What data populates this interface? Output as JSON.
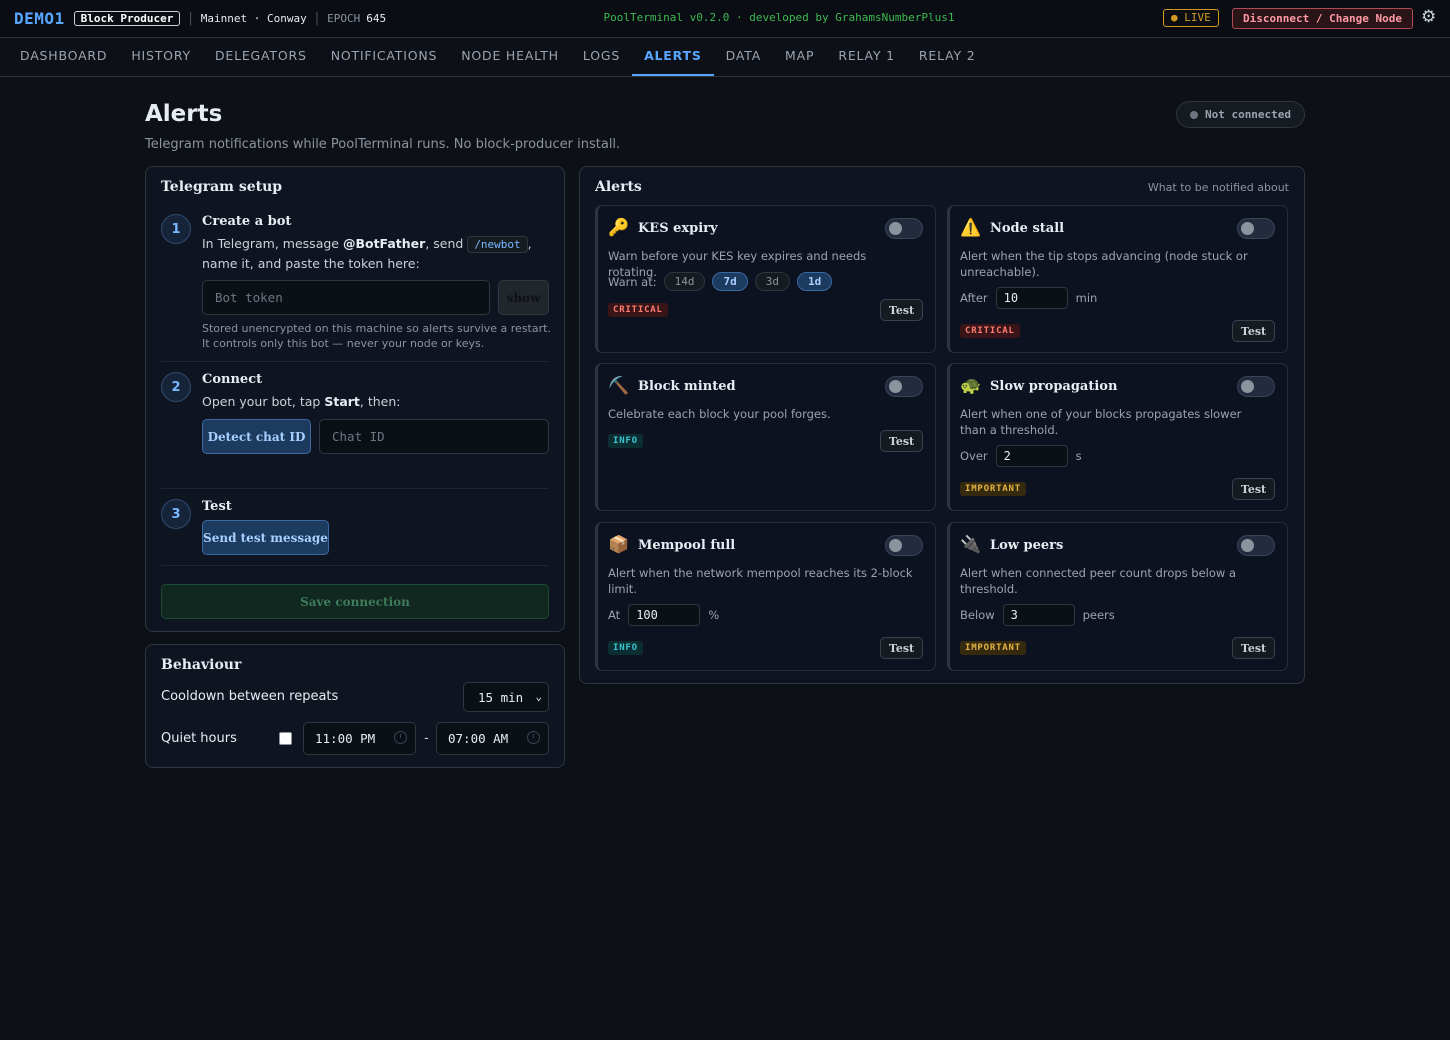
{
  "topbar": {
    "brand": "DEMO1",
    "role": "Block Producer",
    "network": "Mainnet · Conway",
    "epoch_label": "EPOCH",
    "epoch_value": "645",
    "app_title": "PoolTerminal v0.2.0 · developed by GrahamsNumberPlus1",
    "live_label": "● LIVE",
    "disconnect_label": "Disconnect / Change Node",
    "settings_icon": "gear-icon"
  },
  "nav": {
    "items": [
      "DASHBOARD",
      "HISTORY",
      "DELEGATORS",
      "NOTIFICATIONS",
      "NODE HEALTH",
      "LOGS",
      "ALERTS",
      "DATA",
      "MAP",
      "RELAY 1",
      "RELAY 2"
    ],
    "active": "ALERTS"
  },
  "header": {
    "title": "Alerts",
    "subtitle": "Telegram notifications while PoolTerminal runs. No block-producer install.",
    "status": "Not connected"
  },
  "telegram": {
    "title": "Telegram setup",
    "step1": {
      "num": "1",
      "title": "Create a bot",
      "text_a": "In Telegram, message ",
      "text_bold": "@BotFather",
      "text_b": ", send ",
      "code": "/newbot",
      "text_c": ",",
      "text_d": "name it, and paste the token here:",
      "token_placeholder": "Bot token",
      "show_label": "show",
      "note": "Stored unencrypted on this machine so alerts survive a restart. It controls only this bot — never your node or keys."
    },
    "step2": {
      "num": "2",
      "title": "Connect",
      "text_a": "Open your bot, tap ",
      "text_bold": "Start",
      "text_b": ", then:",
      "detect_label": "Detect chat ID",
      "chat_placeholder": "Chat ID"
    },
    "step3": {
      "num": "3",
      "title": "Test",
      "send_label": "Send test message"
    },
    "save_label": "Save connection"
  },
  "behaviour": {
    "title": "Behaviour",
    "cooldown_label": "Cooldown between repeats",
    "cooldown_value": "15 min",
    "quiet_label": "Quiet hours",
    "quiet_enabled": false,
    "quiet_start": "11:00 PM",
    "quiet_end": "07:00 AM",
    "quiet_sep": "-"
  },
  "alerts": {
    "title": "Alerts",
    "hint": "What to be notified about",
    "cards": [
      {
        "icon": "🔑",
        "icon_name": "key-icon",
        "title": "KES expiry",
        "desc": "Warn before your KES key expires and needs rotating.",
        "row_label": "Warn at:",
        "chips": [
          "14d",
          "7d",
          "3d",
          "1d"
        ],
        "chips_on": [
          false,
          true,
          false,
          true
        ],
        "severity": "CRITICAL",
        "test_label": "Test",
        "enabled": false
      },
      {
        "icon": "⚠️",
        "icon_name": "warning-icon",
        "title": "Node stall",
        "desc": "Alert when the tip stops advancing (node stuck or unreachable).",
        "row_label": "After",
        "value": "10",
        "unit": "min",
        "severity": "CRITICAL",
        "test_label": "Test",
        "enabled": false
      },
      {
        "icon": "⛏️",
        "icon_name": "pickaxe-icon",
        "title": "Block minted",
        "desc": "Celebrate each block your pool forges.",
        "severity": "INFO",
        "test_label": "Test",
        "enabled": false
      },
      {
        "icon": "🐢",
        "icon_name": "turtle-icon",
        "title": "Slow propagation",
        "desc": "Alert when one of your blocks propagates slower than a threshold.",
        "row_label": "Over",
        "value": "2",
        "unit": "s",
        "severity": "IMPORTANT",
        "test_label": "Test",
        "enabled": false
      },
      {
        "icon": "📦",
        "icon_name": "package-icon",
        "title": "Mempool full",
        "desc": "Alert when the network mempool reaches its 2-block limit.",
        "row_label": "At",
        "value": "100",
        "unit": "%",
        "severity": "INFO",
        "test_label": "Test",
        "enabled": false
      },
      {
        "icon": "🔌",
        "icon_name": "plug-icon",
        "title": "Low peers",
        "desc": "Alert when connected peer count drops below a threshold.",
        "row_label": "Below",
        "value": "3",
        "unit": "peers",
        "severity": "IMPORTANT",
        "test_label": "Test",
        "enabled": false
      }
    ]
  }
}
-*-
DIRECTIONS: Track down every line of the material containing the string "What", and copy it.

OUTPUT OF THE EXERCISE:
What data populates this interface? Output as JSON.
    "hint": "What to be notified about",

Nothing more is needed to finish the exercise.